■ GOAL: Return all of the entries exactly as written.

═════ STORED RECORDS ═════

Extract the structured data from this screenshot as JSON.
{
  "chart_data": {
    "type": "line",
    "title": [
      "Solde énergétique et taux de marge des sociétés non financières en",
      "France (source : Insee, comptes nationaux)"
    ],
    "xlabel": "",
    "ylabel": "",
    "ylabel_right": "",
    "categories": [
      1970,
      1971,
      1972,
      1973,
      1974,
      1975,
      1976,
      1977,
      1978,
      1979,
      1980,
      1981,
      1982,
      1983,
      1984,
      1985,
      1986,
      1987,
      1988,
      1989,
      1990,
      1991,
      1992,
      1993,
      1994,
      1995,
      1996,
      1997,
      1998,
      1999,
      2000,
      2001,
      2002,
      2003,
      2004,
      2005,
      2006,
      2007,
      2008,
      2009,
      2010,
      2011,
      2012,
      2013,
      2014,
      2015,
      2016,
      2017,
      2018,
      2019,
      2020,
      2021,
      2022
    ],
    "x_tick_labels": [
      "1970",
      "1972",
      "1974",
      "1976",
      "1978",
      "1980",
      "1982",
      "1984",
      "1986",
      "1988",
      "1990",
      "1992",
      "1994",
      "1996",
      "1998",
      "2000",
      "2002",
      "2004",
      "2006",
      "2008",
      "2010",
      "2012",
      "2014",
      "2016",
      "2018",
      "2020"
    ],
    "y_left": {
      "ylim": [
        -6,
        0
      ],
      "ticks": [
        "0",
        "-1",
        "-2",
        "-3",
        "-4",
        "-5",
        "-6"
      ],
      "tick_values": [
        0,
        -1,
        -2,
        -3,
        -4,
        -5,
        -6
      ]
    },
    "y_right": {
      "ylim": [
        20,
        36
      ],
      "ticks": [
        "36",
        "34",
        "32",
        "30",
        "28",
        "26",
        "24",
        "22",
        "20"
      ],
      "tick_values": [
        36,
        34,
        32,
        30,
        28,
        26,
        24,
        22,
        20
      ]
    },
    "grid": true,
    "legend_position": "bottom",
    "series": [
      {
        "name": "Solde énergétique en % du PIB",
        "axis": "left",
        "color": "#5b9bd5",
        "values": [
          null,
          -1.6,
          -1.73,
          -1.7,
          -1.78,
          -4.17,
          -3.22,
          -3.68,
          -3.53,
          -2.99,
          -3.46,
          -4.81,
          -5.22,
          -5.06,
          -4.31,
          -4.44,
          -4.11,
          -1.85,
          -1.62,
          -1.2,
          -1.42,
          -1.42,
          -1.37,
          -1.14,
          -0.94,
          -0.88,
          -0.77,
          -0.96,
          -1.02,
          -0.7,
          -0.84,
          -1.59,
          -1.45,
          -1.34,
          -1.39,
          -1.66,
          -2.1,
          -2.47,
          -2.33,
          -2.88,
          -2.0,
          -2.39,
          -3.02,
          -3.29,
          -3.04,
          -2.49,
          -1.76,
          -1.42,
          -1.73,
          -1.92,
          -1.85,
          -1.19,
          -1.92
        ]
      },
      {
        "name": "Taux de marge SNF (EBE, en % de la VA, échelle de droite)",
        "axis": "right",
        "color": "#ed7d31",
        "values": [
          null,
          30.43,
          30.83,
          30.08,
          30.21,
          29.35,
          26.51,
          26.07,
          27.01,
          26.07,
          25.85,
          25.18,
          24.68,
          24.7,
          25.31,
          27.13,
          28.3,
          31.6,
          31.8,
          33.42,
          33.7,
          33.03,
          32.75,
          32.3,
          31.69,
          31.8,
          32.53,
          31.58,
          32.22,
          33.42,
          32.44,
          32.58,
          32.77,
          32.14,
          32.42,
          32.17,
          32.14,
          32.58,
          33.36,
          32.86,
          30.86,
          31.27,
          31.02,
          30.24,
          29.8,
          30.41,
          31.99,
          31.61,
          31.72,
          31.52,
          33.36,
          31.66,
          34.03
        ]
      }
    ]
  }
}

═════

■ TASK RESPONSE:
Extract the structured data from this screenshot as JSON.
{
  "chart_data": {
    "type": "line",
    "title": [
      "Solde énergétique et taux de marge des sociétés non financières en",
      "France (source : Insee, comptes nationaux)"
    ],
    "xlabel": "",
    "ylabel": "",
    "ylabel_right": "",
    "categories": [
      1970,
      1971,
      1972,
      1973,
      1974,
      1975,
      1976,
      1977,
      1978,
      1979,
      1980,
      1981,
      1982,
      1983,
      1984,
      1985,
      1986,
      1987,
      1988,
      1989,
      1990,
      1991,
      1992,
      1993,
      1994,
      1995,
      1996,
      1997,
      1998,
      1999,
      2000,
      2001,
      2002,
      2003,
      2004,
      2005,
      2006,
      2007,
      2008,
      2009,
      2010,
      2011,
      2012,
      2013,
      2014,
      2015,
      2016,
      2017,
      2018,
      2019,
      2020,
      2021,
      2022
    ],
    "x_tick_labels": [
      "1970",
      "1972",
      "1974",
      "1976",
      "1978",
      "1980",
      "1982",
      "1984",
      "1986",
      "1988",
      "1990",
      "1992",
      "1994",
      "1996",
      "1998",
      "2000",
      "2002",
      "2004",
      "2006",
      "2008",
      "2010",
      "2012",
      "2014",
      "2016",
      "2018",
      "2020"
    ],
    "y_left": {
      "ylim": [
        -6,
        0
      ],
      "ticks": [
        "0",
        "-1",
        "-2",
        "-3",
        "-4",
        "-5",
        "-6"
      ],
      "tick_values": [
        0,
        -1,
        -2,
        -3,
        -4,
        -5,
        -6
      ]
    },
    "y_right": {
      "ylim": [
        20,
        36
      ],
      "ticks": [
        "36",
        "34",
        "32",
        "30",
        "28",
        "26",
        "24",
        "22",
        "20"
      ],
      "tick_values": [
        36,
        34,
        32,
        30,
        28,
        26,
        24,
        22,
        20
      ]
    },
    "grid": true,
    "legend_position": "bottom",
    "series": [
      {
        "name": "Solde énergétique en % du PIB",
        "axis": "left",
        "color": "#5b9bd5",
        "values": [
          null,
          -1.6,
          -1.73,
          -1.7,
          -1.78,
          -4.17,
          -3.22,
          -3.68,
          -3.53,
          -2.99,
          -3.46,
          -4.81,
          -5.22,
          -5.06,
          -4.31,
          -4.44,
          -4.11,
          -1.85,
          -1.62,
          -1.2,
          -1.42,
          -1.42,
          -1.37,
          -1.14,
          -0.94,
          -0.88,
          -0.77,
          -0.96,
          -1.02,
          -0.7,
          -0.84,
          -1.59,
          -1.45,
          -1.34,
          -1.39,
          -1.66,
          -2.1,
          -2.47,
          -2.33,
          -2.88,
          -2.0,
          -2.39,
          -3.02,
          -3.29,
          -3.04,
          -2.49,
          -1.76,
          -1.42,
          -1.73,
          -1.92,
          -1.85,
          -1.19,
          -1.92
        ]
      },
      {
        "name": "Taux de marge SNF (EBE, en % de la VA, échelle de droite)",
        "axis": "right",
        "color": "#ed7d31",
        "values": [
          null,
          30.43,
          30.83,
          30.08,
          30.21,
          29.35,
          26.51,
          26.07,
          27.01,
          26.07,
          25.85,
          25.18,
          24.68,
          24.7,
          25.31,
          27.13,
          28.3,
          31.6,
          31.8,
          33.42,
          33.7,
          33.03,
          32.75,
          32.3,
          31.69,
          31.8,
          32.53,
          31.58,
          32.22,
          33.42,
          32.44,
          32.58,
          32.77,
          32.14,
          32.42,
          32.17,
          32.14,
          32.58,
          33.36,
          32.86,
          30.86,
          31.27,
          31.02,
          30.24,
          29.8,
          30.41,
          31.99,
          31.61,
          31.72,
          31.52,
          33.36,
          31.66,
          34.03
        ]
      }
    ]
  }
}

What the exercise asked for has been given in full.